Stored records
◇ ◇ ◇

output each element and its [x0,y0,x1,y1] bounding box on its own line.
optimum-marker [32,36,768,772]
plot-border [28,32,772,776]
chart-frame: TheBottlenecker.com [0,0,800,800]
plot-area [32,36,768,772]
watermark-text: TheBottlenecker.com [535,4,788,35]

◇ ◇ ◇

**Set problem:** Turn every line of the data above into a Markdown table with two columns, Row and Line, numbering the rows and leaving out blank lines.

**Expected output:**
| Row | Line |
|---|---|
| 1 | output each element and its [x0,y0,x1,y1] bounding box on its own line. |
| 2 | optimum-marker [32,36,768,772] |
| 3 | plot-border [28,32,772,776] |
| 4 | chart-frame: TheBottlenecker.com [0,0,800,800] |
| 5 | plot-area [32,36,768,772] |
| 6 | watermark-text: TheBottlenecker.com [535,4,788,35] |